- Problem details
All of the data should be repeated exactly; pictures are not part of the copy.

Collected data
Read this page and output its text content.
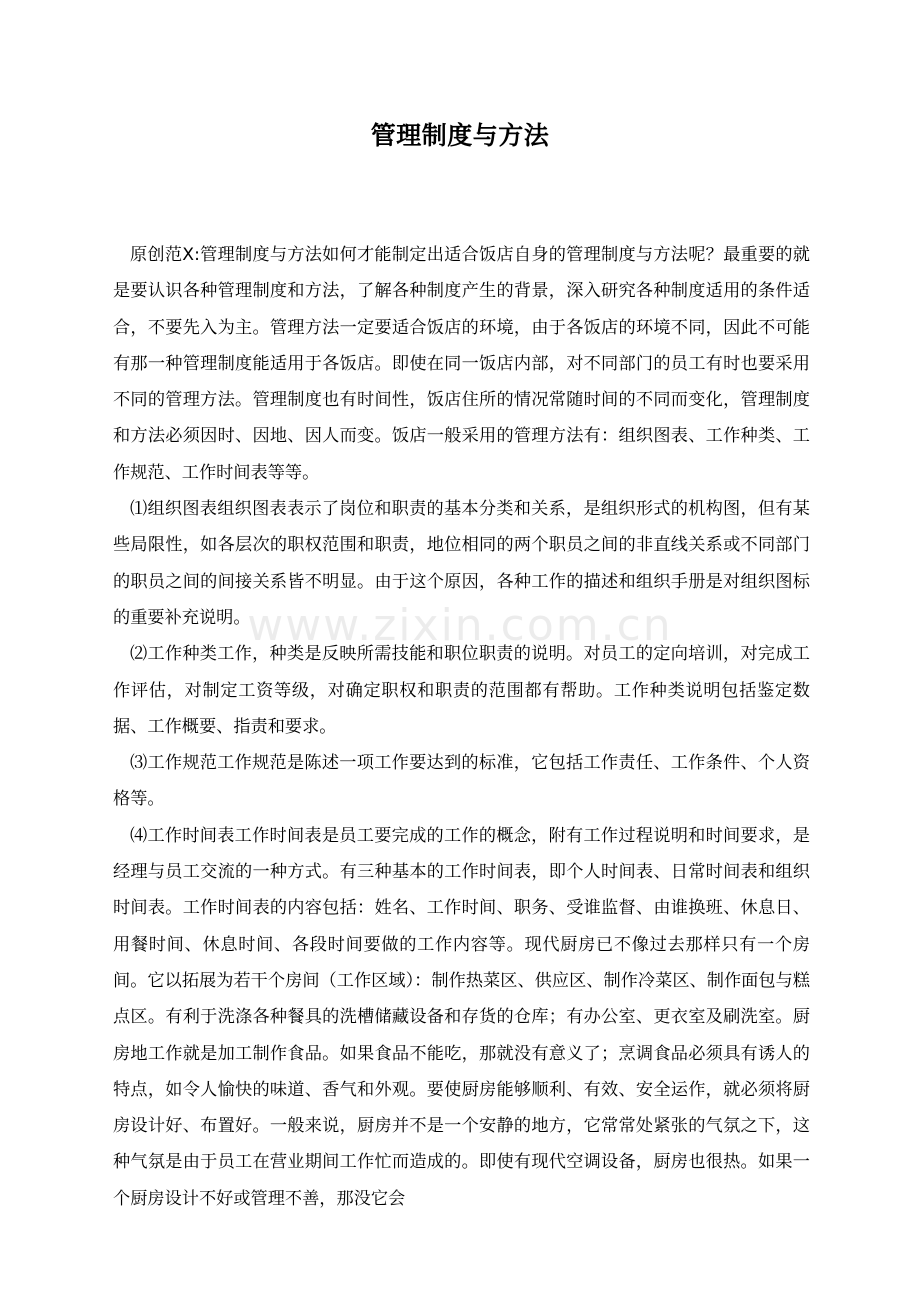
www.zixin.com.cn
管理制度与方法

原创范X:管理制度与方法如何才能制定出适合饭店自身的管理制度与方法呢？最重要的就是要认识各种管理制度和方法，了解各种制度产生的背景，深入研究各种制度适用的条件适合，不要先入为主。管理方法一定要适合饭店的环境，由于各饭店的环境不同，因此不可能有那一种管理制度能适用于各饭店。即使在同一饭店内部，对不同部门的员工有时也要采用不同的管理方法。管理制度也有时间性，饭店住所的情况常随时间的不同而变化，管理制度和方法必须因时、因地、因人而变。饭店一般采用的管理方法有：组织图表、工作种类、工作规范、工作时间表等等。

⑴组织图表组织图表表示了岗位和职责的基本分类和关系，是组织形式的机构图，但有某些局限性，如各层次的职权范围和职责，地位相同的两个职员之间的非直线关系或不同部门的职员之间的间接关系皆不明显。由于这个原因，各种工作的描述和组织手册是对组织图标的重要补充说明。

⑵工作种类工作，种类是反映所需技能和职位职责的说明。对员工的定向培训，对完成工作评估，对制定工资等级，对确定职权和职责的范围都有帮助。工作种类说明包括鉴定数据、工作概要、指责和要求。

⑶工作规范工作规范是陈述一项工作要达到的标准，它包括工作责任、工作条件、个人资格等。

⑷工作时间表工作时间表是员工要完成的工作的概念，附有工作过程说明和时间要求，是经理与员工交流的一种方式。有三种基本的工作时间表，即个人时间表、日常时间表和组织时间表。工作时间表的内容包括：姓名、工作时间、职务、受谁监督、由谁换班、休息日、用餐时间、休息时间、各段时间要做的工作内容等。现代厨房已不像过去那样只有一个房间。它以拓展为若干个房间（工作区域）：制作热菜区、供应区、制作冷菜区、制作面包与糕点区。有利于洗涤各种餐具的洗槽储藏设备和存货的仓库；有办公室、更衣室及刷洗室。厨房地工作就是加工制作食品。如果食品不能吃，那就没有意义了；烹调食品必须具有诱人的特点，如令人愉快的味道、香气和外观。要使厨房能够顺利、有效、安全运作，就必须将厨房设计好、布置好。一般来说，厨房并不是一个安静的地方，它常常处紧张的气氛之下，这种气氛是由于员工在营业期间工作忙而造成的。即使有现代空调设备，厨房也很热。如果一个厨房设计不好或管理不善，那没它会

- Finished answer
Read this page and output its text content.
www.zixin.com.cn
管理制度与方法

原创范X:管理制度与方法如何才能制定出适合饭店自身的管理制度与方法呢？最重要的就是要认识各种管理制度和方法，了解各种制度产生的背景，深入研究各种制度适用的条件适合，不要先入为主。管理方法一定要适合饭店的环境，由于各饭店的环境不同，因此不可能有那一种管理制度能适用于各饭店。即使在同一饭店内部，对不同部门的员工有时也要采用不同的管理方法。管理制度也有时间性，饭店住所的情况常随时间的不同而变化，管理制度和方法必须因时、因地、因人而变。饭店一般采用的管理方法有：组织图表、工作种类、工作规范、工作时间表等等。

⑴组织图表组织图表表示了岗位和职责的基本分类和关系，是组织形式的机构图，但有某些局限性，如各层次的职权范围和职责，地位相同的两个职员之间的非直线关系或不同部门的职员之间的间接关系皆不明显。由于这个原因，各种工作的描述和组织手册是对组织图标的重要补充说明。

⑵工作种类工作，种类是反映所需技能和职位职责的说明。对员工的定向培训，对完成工作评估，对制定工资等级，对确定职权和职责的范围都有帮助。工作种类说明包括鉴定数据、工作概要、指责和要求。

⑶工作规范工作规范是陈述一项工作要达到的标准，它包括工作责任、工作条件、个人资格等。

⑷工作时间表工作时间表是员工要完成的工作的概念，附有工作过程说明和时间要求，是经理与员工交流的一种方式。有三种基本的工作时间表，即个人时间表、日常时间表和组织时间表。工作时间表的内容包括：姓名、工作时间、职务、受谁监督、由谁换班、休息日、用餐时间、休息时间、各段时间要做的工作内容等。现代厨房已不像过去那样只有一个房间。它以拓展为若干个房间（工作区域）：制作热菜区、供应区、制作冷菜区、制作面包与糕点区。有利于洗涤各种餐具的洗槽储藏设备和存货的仓库；有办公室、更衣室及刷洗室。厨房地工作就是加工制作食品。如果食品不能吃，那就没有意义了；烹调食品必须具有诱人的特点，如令人愉快的味道、香气和外观。要使厨房能够顺利、有效、安全运作，就必须将厨房设计好、布置好。一般来说，厨房并不是一个安静的地方，它常常处紧张的气氛之下，这种气氛是由于员工在营业期间工作忙而造成的。即使有现代空调设备，厨房也很热。如果一个厨房设计不好或管理不善，那没它会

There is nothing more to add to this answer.